## Task brief
Reproduce every line of the material below with no changes of any kind.

## Exercise inputs
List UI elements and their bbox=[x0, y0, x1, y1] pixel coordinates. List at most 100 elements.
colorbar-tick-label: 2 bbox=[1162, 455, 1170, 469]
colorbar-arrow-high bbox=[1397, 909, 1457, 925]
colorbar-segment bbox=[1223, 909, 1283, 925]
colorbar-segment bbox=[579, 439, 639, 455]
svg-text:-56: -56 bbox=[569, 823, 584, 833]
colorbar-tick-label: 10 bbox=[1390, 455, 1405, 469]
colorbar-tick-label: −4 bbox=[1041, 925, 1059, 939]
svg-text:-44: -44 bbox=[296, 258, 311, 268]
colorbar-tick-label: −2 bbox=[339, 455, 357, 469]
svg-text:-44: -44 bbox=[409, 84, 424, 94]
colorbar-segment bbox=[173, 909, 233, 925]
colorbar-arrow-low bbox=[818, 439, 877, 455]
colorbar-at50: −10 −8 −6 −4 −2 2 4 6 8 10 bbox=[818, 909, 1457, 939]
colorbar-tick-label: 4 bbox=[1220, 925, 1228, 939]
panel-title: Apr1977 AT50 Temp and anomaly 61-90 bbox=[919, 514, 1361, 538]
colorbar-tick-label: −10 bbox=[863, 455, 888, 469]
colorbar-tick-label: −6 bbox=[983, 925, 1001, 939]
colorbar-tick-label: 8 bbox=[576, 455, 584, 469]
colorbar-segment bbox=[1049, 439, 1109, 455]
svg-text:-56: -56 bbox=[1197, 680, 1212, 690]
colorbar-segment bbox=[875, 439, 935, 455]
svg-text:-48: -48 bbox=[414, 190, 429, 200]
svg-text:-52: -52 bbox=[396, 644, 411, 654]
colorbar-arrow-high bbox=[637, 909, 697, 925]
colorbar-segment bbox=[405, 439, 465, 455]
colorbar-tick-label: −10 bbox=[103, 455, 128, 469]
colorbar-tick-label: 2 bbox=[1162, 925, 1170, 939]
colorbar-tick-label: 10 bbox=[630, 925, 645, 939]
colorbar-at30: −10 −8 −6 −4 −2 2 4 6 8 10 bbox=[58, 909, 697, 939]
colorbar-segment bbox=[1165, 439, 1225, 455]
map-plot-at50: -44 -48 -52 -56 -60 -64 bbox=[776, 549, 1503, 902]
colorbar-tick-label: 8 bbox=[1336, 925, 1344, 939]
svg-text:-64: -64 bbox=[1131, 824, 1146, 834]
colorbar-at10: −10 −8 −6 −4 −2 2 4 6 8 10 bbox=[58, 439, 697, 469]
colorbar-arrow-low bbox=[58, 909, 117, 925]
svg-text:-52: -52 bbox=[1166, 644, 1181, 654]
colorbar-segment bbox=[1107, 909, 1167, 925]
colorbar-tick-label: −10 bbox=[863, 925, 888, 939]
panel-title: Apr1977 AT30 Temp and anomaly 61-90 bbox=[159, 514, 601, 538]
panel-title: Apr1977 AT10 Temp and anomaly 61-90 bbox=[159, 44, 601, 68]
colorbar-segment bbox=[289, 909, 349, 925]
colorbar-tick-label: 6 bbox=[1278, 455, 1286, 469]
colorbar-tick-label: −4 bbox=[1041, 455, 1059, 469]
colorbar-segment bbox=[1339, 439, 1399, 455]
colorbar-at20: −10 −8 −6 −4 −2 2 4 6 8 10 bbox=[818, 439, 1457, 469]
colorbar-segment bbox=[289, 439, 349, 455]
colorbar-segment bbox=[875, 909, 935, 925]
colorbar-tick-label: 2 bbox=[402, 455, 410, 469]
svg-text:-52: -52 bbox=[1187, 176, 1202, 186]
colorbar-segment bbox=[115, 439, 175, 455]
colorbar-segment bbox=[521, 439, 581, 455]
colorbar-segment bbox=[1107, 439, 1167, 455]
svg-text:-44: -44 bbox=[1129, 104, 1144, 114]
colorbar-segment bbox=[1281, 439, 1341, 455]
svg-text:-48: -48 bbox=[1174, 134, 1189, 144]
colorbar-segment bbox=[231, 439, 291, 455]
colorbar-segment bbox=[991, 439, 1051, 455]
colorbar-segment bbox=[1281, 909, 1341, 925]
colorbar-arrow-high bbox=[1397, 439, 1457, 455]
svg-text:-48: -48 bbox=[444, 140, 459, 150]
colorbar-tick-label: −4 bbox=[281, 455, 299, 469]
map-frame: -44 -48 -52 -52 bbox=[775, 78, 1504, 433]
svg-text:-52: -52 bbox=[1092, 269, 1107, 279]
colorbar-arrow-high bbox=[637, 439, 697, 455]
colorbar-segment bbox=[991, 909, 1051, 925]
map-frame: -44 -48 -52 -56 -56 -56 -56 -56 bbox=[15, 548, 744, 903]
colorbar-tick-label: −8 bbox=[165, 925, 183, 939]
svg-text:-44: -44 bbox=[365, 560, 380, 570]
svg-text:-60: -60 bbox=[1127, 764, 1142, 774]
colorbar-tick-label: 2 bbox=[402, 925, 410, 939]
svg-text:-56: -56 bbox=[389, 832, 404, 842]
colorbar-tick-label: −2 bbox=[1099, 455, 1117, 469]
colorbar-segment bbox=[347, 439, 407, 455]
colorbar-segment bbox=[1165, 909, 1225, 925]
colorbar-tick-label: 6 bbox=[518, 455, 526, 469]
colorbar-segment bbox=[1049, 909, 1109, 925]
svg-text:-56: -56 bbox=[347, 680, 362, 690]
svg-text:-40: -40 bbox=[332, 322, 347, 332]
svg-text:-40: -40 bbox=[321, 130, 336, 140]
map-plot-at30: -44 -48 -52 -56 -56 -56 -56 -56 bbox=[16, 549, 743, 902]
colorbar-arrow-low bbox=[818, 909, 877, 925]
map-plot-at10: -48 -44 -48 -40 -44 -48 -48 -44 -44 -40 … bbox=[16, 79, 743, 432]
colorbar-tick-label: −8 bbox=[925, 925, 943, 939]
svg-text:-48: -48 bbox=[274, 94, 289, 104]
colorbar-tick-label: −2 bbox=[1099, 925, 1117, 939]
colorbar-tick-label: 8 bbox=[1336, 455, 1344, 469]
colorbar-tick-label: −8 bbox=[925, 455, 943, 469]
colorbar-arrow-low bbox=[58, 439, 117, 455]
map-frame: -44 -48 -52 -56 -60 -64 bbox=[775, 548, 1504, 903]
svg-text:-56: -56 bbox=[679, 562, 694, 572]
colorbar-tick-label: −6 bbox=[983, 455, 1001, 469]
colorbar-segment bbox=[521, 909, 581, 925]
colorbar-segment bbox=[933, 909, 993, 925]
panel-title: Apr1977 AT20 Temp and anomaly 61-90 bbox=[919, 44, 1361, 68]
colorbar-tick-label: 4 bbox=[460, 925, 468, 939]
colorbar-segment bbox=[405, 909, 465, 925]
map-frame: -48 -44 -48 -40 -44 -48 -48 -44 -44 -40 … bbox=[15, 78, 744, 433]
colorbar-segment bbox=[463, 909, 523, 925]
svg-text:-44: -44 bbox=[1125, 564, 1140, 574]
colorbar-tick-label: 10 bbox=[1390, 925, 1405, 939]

## Exercise response
List UI elements and their bbox=[x0, y0, x1, y1] pixel coordinates. List at most 100 elements.
colorbar-tick-label: 2 bbox=[1162, 455, 1170, 469]
colorbar-arrow-high bbox=[1397, 909, 1457, 925]
colorbar-segment bbox=[1223, 909, 1283, 925]
colorbar-segment bbox=[579, 439, 639, 455]
svg-text:-56: -56 bbox=[569, 823, 584, 833]
colorbar-tick-label: 10 bbox=[1390, 455, 1405, 469]
colorbar-tick-label: −4 bbox=[1041, 925, 1059, 939]
svg-text:-44: -44 bbox=[296, 258, 311, 268]
colorbar-tick-label: −2 bbox=[339, 455, 357, 469]
svg-text:-44: -44 bbox=[409, 84, 424, 94]
colorbar-segment bbox=[173, 909, 233, 925]
colorbar-arrow-low bbox=[818, 439, 877, 455]
colorbar-at50: −10 −8 −6 −4 −2 2 4 6 8 10 bbox=[818, 909, 1457, 939]
colorbar-tick-label: 4 bbox=[1220, 925, 1228, 939]
panel-title: Apr1977 AT50 Temp and anomaly 61-90 bbox=[919, 514, 1361, 538]
colorbar-tick-label: −10 bbox=[863, 455, 888, 469]
colorbar-tick-label: −6 bbox=[983, 925, 1001, 939]
colorbar-tick-label: 8 bbox=[576, 455, 584, 469]
colorbar-segment bbox=[1049, 439, 1109, 455]
svg-text:-56: -56 bbox=[1197, 680, 1212, 690]
colorbar-segment bbox=[875, 439, 935, 455]
svg-text:-48: -48 bbox=[414, 190, 429, 200]
svg-text:-52: -52 bbox=[396, 644, 411, 654]
colorbar-arrow-high bbox=[637, 909, 697, 925]
colorbar-segment bbox=[405, 439, 465, 455]
colorbar-tick-label: −10 bbox=[103, 455, 128, 469]
colorbar-tick-label: 2 bbox=[1162, 925, 1170, 939]
colorbar-tick-label: 10 bbox=[630, 925, 645, 939]
colorbar-at30: −10 −8 −6 −4 −2 2 4 6 8 10 bbox=[58, 909, 697, 939]
colorbar-segment bbox=[1165, 439, 1225, 455]
map-plot-at50: -44 -48 -52 -56 -60 -64 bbox=[776, 549, 1503, 902]
colorbar-tick-label: 8 bbox=[1336, 925, 1344, 939]
svg-text:-64: -64 bbox=[1131, 824, 1146, 834]
colorbar-at10: −10 −8 −6 −4 −2 2 4 6 8 10 bbox=[58, 439, 697, 469]
colorbar-arrow-low bbox=[58, 909, 117, 925]
svg-text:-52: -52 bbox=[1166, 644, 1181, 654]
colorbar-segment bbox=[1107, 909, 1167, 925]
colorbar-tick-label: −10 bbox=[863, 925, 888, 939]
panel-title: Apr1977 AT30 Temp and anomaly 61-90 bbox=[159, 514, 601, 538]
panel-title: Apr1977 AT10 Temp and anomaly 61-90 bbox=[159, 44, 601, 68]
colorbar-segment bbox=[289, 909, 349, 925]
colorbar-tick-label: 6 bbox=[1278, 455, 1286, 469]
colorbar-tick-label: −4 bbox=[1041, 455, 1059, 469]
colorbar-segment bbox=[1339, 439, 1399, 455]
colorbar-at20: −10 −8 −6 −4 −2 2 4 6 8 10 bbox=[818, 439, 1457, 469]
colorbar-segment bbox=[289, 439, 349, 455]
colorbar-segment bbox=[875, 909, 935, 925]
colorbar-tick-label: 2 bbox=[402, 455, 410, 469]
svg-text:-52: -52 bbox=[1187, 176, 1202, 186]
colorbar-segment bbox=[115, 439, 175, 455]
colorbar-segment bbox=[521, 439, 581, 455]
colorbar-segment bbox=[1107, 439, 1167, 455]
svg-text:-44: -44 bbox=[1129, 104, 1144, 114]
colorbar-segment bbox=[1281, 439, 1341, 455]
svg-text:-48: -48 bbox=[1174, 134, 1189, 144]
colorbar-segment bbox=[231, 439, 291, 455]
colorbar-segment bbox=[991, 439, 1051, 455]
colorbar-segment bbox=[1281, 909, 1341, 925]
colorbar-arrow-high bbox=[1397, 439, 1457, 455]
svg-text:-48: -48 bbox=[444, 140, 459, 150]
colorbar-tick-label: −4 bbox=[281, 455, 299, 469]
map-frame: -44 -48 -52 -52 bbox=[775, 78, 1504, 433]
svg-text:-52: -52 bbox=[1092, 269, 1107, 279]
colorbar-arrow-high bbox=[637, 439, 697, 455]
colorbar-segment bbox=[991, 909, 1051, 925]
map-frame: -44 -48 -52 -56 -56 -56 -56 -56 bbox=[15, 548, 744, 903]
colorbar-tick-label: −8 bbox=[165, 925, 183, 939]
svg-text:-44: -44 bbox=[365, 560, 380, 570]
svg-text:-60: -60 bbox=[1127, 764, 1142, 774]
colorbar-tick-label: 2 bbox=[402, 925, 410, 939]
svg-text:-56: -56 bbox=[389, 832, 404, 842]
colorbar-tick-label: −2 bbox=[1099, 455, 1117, 469]
colorbar-segment bbox=[347, 439, 407, 455]
colorbar-segment bbox=[1165, 909, 1225, 925]
colorbar-tick-label: 6 bbox=[518, 455, 526, 469]
colorbar-segment bbox=[1049, 909, 1109, 925]
svg-text:-56: -56 bbox=[347, 680, 362, 690]
svg-text:-40: -40 bbox=[332, 322, 347, 332]
svg-text:-40: -40 bbox=[321, 130, 336, 140]
map-plot-at30: -44 -48 -52 -56 -56 -56 -56 -56 bbox=[16, 549, 743, 902]
colorbar-arrow-low bbox=[818, 909, 877, 925]
map-plot-at10: -48 -44 -48 -40 -44 -48 -48 -44 -44 -40 … bbox=[16, 79, 743, 432]
colorbar-tick-label: −8 bbox=[925, 925, 943, 939]
svg-text:-48: -48 bbox=[274, 94, 289, 104]
colorbar-tick-label: −2 bbox=[1099, 925, 1117, 939]
colorbar-tick-label: 8 bbox=[1336, 455, 1344, 469]
colorbar-tick-label: −8 bbox=[925, 455, 943, 469]
colorbar-arrow-low bbox=[58, 439, 117, 455]
map-frame: -44 -48 -52 -56 -60 -64 bbox=[775, 548, 1504, 903]
svg-text:-56: -56 bbox=[679, 562, 694, 572]
colorbar-tick-label: −6 bbox=[983, 455, 1001, 469]
colorbar-segment bbox=[521, 909, 581, 925]
colorbar-segment bbox=[933, 909, 993, 925]
panel-title: Apr1977 AT20 Temp and anomaly 61-90 bbox=[919, 44, 1361, 68]
colorbar-tick-label: 4 bbox=[460, 925, 468, 939]
colorbar-segment bbox=[405, 909, 465, 925]
map-frame: -48 -44 -48 -40 -44 -48 -48 -44 -44 -40 … bbox=[15, 78, 744, 433]
colorbar-segment bbox=[463, 909, 523, 925]
svg-text:-44: -44 bbox=[1125, 564, 1140, 574]
colorbar-tick-label: 10 bbox=[1390, 925, 1405, 939]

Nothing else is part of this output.